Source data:
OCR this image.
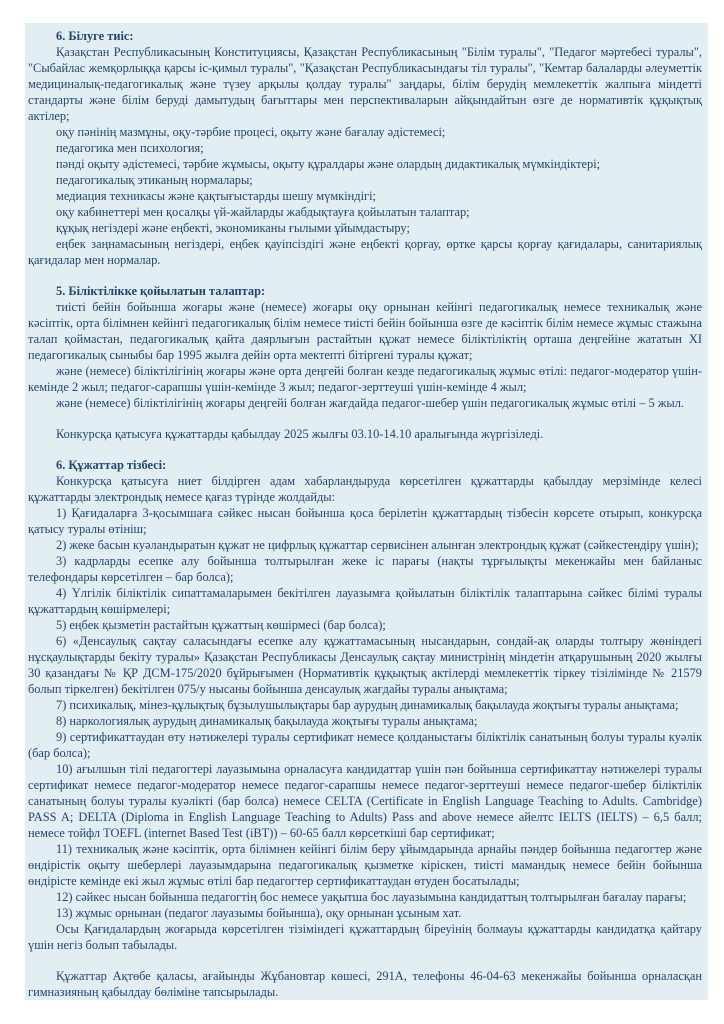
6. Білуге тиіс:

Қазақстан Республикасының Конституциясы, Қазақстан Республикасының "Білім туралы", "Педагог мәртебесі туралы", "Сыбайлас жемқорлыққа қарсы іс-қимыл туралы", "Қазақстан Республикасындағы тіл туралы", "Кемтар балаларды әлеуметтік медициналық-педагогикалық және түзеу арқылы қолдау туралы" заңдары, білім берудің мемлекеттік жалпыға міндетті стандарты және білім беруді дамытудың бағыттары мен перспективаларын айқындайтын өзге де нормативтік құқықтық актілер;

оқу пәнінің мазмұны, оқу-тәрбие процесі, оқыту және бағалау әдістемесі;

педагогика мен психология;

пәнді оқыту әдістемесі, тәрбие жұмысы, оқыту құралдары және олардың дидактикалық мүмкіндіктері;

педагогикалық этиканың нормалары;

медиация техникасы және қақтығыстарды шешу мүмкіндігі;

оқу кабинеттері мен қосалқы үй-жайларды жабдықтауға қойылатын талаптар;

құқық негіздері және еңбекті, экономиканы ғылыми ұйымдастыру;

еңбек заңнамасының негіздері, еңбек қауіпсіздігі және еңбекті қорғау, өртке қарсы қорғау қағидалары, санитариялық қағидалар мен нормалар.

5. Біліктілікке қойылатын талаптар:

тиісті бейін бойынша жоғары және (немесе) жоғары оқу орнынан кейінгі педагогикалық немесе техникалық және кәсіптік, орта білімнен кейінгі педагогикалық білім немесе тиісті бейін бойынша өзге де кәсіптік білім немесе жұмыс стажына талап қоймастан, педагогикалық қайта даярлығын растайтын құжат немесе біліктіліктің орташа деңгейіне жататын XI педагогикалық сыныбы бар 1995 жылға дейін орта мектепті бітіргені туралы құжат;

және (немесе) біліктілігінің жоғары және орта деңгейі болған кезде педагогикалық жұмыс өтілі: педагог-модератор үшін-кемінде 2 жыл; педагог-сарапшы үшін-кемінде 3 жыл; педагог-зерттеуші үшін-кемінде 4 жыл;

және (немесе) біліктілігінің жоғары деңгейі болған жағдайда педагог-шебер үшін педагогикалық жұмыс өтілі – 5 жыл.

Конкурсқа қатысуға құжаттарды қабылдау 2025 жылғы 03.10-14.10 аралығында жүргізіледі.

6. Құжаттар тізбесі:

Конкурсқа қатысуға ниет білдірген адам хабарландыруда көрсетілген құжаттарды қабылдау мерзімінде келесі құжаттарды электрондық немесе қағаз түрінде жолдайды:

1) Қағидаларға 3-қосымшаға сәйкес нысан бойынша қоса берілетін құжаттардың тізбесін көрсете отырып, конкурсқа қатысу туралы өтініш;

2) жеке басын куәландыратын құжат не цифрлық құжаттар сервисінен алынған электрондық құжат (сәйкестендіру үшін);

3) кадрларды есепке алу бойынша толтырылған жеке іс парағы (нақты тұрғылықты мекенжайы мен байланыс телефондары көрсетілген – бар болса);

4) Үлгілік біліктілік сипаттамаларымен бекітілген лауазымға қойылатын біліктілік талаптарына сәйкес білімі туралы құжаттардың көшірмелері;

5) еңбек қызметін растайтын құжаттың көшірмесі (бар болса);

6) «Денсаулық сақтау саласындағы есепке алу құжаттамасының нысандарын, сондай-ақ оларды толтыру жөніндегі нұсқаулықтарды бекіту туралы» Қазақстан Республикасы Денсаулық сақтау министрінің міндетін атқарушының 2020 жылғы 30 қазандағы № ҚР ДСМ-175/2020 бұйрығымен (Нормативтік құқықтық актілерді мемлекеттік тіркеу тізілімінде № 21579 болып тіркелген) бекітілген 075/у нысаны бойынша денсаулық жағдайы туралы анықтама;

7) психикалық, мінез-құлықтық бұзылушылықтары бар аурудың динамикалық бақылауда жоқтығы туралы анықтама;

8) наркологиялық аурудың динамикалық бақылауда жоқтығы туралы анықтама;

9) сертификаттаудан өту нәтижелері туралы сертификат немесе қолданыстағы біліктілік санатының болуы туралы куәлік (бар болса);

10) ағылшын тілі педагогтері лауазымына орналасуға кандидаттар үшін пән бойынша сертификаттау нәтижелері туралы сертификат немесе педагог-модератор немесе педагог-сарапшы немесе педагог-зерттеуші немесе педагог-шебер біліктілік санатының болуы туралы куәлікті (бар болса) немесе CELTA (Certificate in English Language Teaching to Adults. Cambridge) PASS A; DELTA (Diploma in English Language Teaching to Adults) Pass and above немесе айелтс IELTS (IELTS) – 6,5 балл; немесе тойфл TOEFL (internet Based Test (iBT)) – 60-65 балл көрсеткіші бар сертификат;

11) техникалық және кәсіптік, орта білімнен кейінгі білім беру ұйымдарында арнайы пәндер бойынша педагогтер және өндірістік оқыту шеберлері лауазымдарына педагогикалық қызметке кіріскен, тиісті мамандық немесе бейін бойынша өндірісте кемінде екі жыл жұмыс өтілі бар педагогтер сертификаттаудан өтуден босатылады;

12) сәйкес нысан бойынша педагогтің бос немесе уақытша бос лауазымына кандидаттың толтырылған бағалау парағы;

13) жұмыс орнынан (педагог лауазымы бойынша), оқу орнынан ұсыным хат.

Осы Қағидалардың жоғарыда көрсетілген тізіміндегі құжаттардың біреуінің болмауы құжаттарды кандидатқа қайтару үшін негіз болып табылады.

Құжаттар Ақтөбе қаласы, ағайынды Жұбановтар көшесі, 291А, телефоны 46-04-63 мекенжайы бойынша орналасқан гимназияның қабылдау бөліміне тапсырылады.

:: What needs to be done ::
Find every line in the records above that holds the word "тәрбие", and copy each one.

:: Exercise response ::
оқу пәнінің мазмұны, оқу-тәрбие процесі, оқыту және бағалау әдістемесі;
пәнді оқыту әдістемесі, тәрбие жұмысы, оқыту құралдары және олардың дидактикалық мүмкіндіктері;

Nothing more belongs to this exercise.